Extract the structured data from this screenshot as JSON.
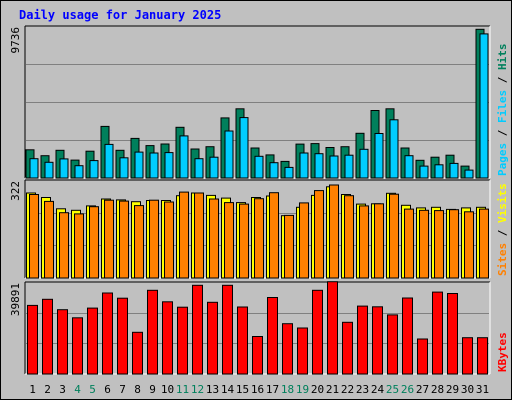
{
  "chart_data": {
    "type": "bar",
    "title": "Daily usage for January 2025",
    "categories": [
      "1",
      "2",
      "3",
      "4",
      "5",
      "6",
      "7",
      "8",
      "9",
      "10",
      "11",
      "12",
      "13",
      "14",
      "15",
      "16",
      "17",
      "18",
      "19",
      "20",
      "21",
      "22",
      "23",
      "24",
      "25",
      "26",
      "27",
      "28",
      "29",
      "30",
      "31"
    ],
    "weekend_days": [
      "4",
      "5",
      "11",
      "12",
      "18",
      "19",
      "25",
      "26"
    ],
    "panels": [
      {
        "name": "hits_files_pages",
        "ymax": 9736,
        "ymax_label": "9736",
        "axis_labels": [
          "Pages",
          "Files",
          "Hits"
        ],
        "series": [
          {
            "name": "Hits",
            "color": "#00805c",
            "values": [
              1830,
              1450,
              1800,
              1160,
              1740,
              3350,
              1800,
              2570,
              2100,
              2210,
              3290,
              1880,
              2030,
              3900,
              4490,
              1950,
              1500,
              1080,
              2200,
              2230,
              1980,
              2030,
              2900,
              4380,
              4490,
              1950,
              1150,
              1350,
              1480,
              770,
              9650
            ]
          },
          {
            "name": "Files",
            "color": "#00ccff",
            "values": [
              1250,
              1020,
              1240,
              800,
              1130,
              2180,
              1310,
              1680,
              1620,
              1650,
              2730,
              1250,
              1350,
              3050,
              3920,
              1410,
              990,
              690,
              1620,
              1580,
              1430,
              1480,
              1860,
              2890,
              3780,
              1450,
              770,
              860,
              950,
              510,
              9350
            ]
          },
          {
            "name": "Pages",
            "color": "#00ccff",
            "values": [
              1250,
              1020,
              1240,
              800,
              1130,
              2180,
              1310,
              1680,
              1620,
              1650,
              2730,
              1250,
              1350,
              3050,
              3920,
              1410,
              990,
              690,
              1620,
              1580,
              1430,
              1480,
              1860,
              2890,
              3780,
              1450,
              770,
              860,
              950,
              510,
              9350
            ]
          }
        ]
      },
      {
        "name": "visits_sites",
        "ymax": 322,
        "ymax_label": "322",
        "axis_labels": [
          "Sites",
          "Visits"
        ],
        "series": [
          {
            "name": "Visits",
            "color": "#ffff00",
            "values": [
              285,
              270,
              232,
              227,
              242,
              265,
              262,
              256,
              260,
              260,
              276,
              285,
              277,
              268,
              253,
              270,
              275,
              209,
              237,
              277,
              306,
              280,
              248,
              249,
              284,
              244,
              235,
              237,
              230,
              235,
              237
            ]
          },
          {
            "name": "Sites",
            "color": "#ff8000",
            "values": [
              280,
              257,
              219,
              215,
              239,
              261,
              258,
              243,
              261,
              255,
              288,
              285,
              265,
              253,
              248,
              266,
              286,
              210,
              252,
              293,
              312,
              276,
              242,
              249,
              281,
              231,
              227,
              226,
              229,
              222,
              231
            ]
          }
        ]
      },
      {
        "name": "kbytes",
        "ymax": 39891,
        "ymax_label": "39891",
        "axis_labels": [
          "KBytes"
        ],
        "series": [
          {
            "name": "KBytes",
            "color": "#ff0000",
            "values": [
              30400,
              33100,
              28500,
              24900,
              29200,
              35900,
              33600,
              18500,
              37100,
              32000,
              29600,
              39300,
              31800,
              39300,
              29700,
              16600,
              33900,
              22300,
              20400,
              37100,
              40900,
              22900,
              30100,
              29800,
              26200,
              33700,
              15500,
              36300,
              35700,
              16100,
              16100
            ]
          }
        ]
      }
    ]
  }
}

*EXERCISE AIM*. Repeat the records above exactly, leaving out any pictures they contain.

*RESULT*.
Extract the structured data from this screenshot as JSON.
{
  "chart_data": {
    "type": "bar",
    "title": "Daily usage for January 2025",
    "categories": [
      "1",
      "2",
      "3",
      "4",
      "5",
      "6",
      "7",
      "8",
      "9",
      "10",
      "11",
      "12",
      "13",
      "14",
      "15",
      "16",
      "17",
      "18",
      "19",
      "20",
      "21",
      "22",
      "23",
      "24",
      "25",
      "26",
      "27",
      "28",
      "29",
      "30",
      "31"
    ],
    "weekend_days": [
      "4",
      "5",
      "11",
      "12",
      "18",
      "19",
      "25",
      "26"
    ],
    "panels": [
      {
        "name": "hits_files_pages",
        "ymax": 9736,
        "ymax_label": "9736",
        "axis_labels": [
          "Pages",
          "Files",
          "Hits"
        ],
        "series": [
          {
            "name": "Hits",
            "color": "#00805c",
            "values": [
              1830,
              1450,
              1800,
              1160,
              1740,
              3350,
              1800,
              2570,
              2100,
              2210,
              3290,
              1880,
              2030,
              3900,
              4490,
              1950,
              1500,
              1080,
              2200,
              2230,
              1980,
              2030,
              2900,
              4380,
              4490,
              1950,
              1150,
              1350,
              1480,
              770,
              9650
            ]
          },
          {
            "name": "Files",
            "color": "#00ccff",
            "values": [
              1250,
              1020,
              1240,
              800,
              1130,
              2180,
              1310,
              1680,
              1620,
              1650,
              2730,
              1250,
              1350,
              3050,
              3920,
              1410,
              990,
              690,
              1620,
              1580,
              1430,
              1480,
              1860,
              2890,
              3780,
              1450,
              770,
              860,
              950,
              510,
              9350
            ]
          },
          {
            "name": "Pages",
            "color": "#00ccff",
            "values": [
              1250,
              1020,
              1240,
              800,
              1130,
              2180,
              1310,
              1680,
              1620,
              1650,
              2730,
              1250,
              1350,
              3050,
              3920,
              1410,
              990,
              690,
              1620,
              1580,
              1430,
              1480,
              1860,
              2890,
              3780,
              1450,
              770,
              860,
              950,
              510,
              9350
            ]
          }
        ]
      },
      {
        "name": "visits_sites",
        "ymax": 322,
        "ymax_label": "322",
        "axis_labels": [
          "Sites",
          "Visits"
        ],
        "series": [
          {
            "name": "Visits",
            "color": "#ffff00",
            "values": [
              285,
              270,
              232,
              227,
              242,
              265,
              262,
              256,
              260,
              260,
              276,
              285,
              277,
              268,
              253,
              270,
              275,
              209,
              237,
              277,
              306,
              280,
              248,
              249,
              284,
              244,
              235,
              237,
              230,
              235,
              237
            ]
          },
          {
            "name": "Sites",
            "color": "#ff8000",
            "values": [
              280,
              257,
              219,
              215,
              239,
              261,
              258,
              243,
              261,
              255,
              288,
              285,
              265,
              253,
              248,
              266,
              286,
              210,
              252,
              293,
              312,
              276,
              242,
              249,
              281,
              231,
              227,
              226,
              229,
              222,
              231
            ]
          }
        ]
      },
      {
        "name": "kbytes",
        "ymax": 39891,
        "ymax_label": "39891",
        "axis_labels": [
          "KBytes"
        ],
        "series": [
          {
            "name": "KBytes",
            "color": "#ff0000",
            "values": [
              30400,
              33100,
              28500,
              24900,
              29200,
              35900,
              33600,
              18500,
              37100,
              32000,
              29600,
              39300,
              31800,
              39300,
              29700,
              16600,
              33900,
              22300,
              20400,
              37100,
              40900,
              22900,
              30100,
              29800,
              26200,
              33700,
              15500,
              36300,
              35700,
              16100,
              16100
            ]
          }
        ]
      }
    ]
  }
}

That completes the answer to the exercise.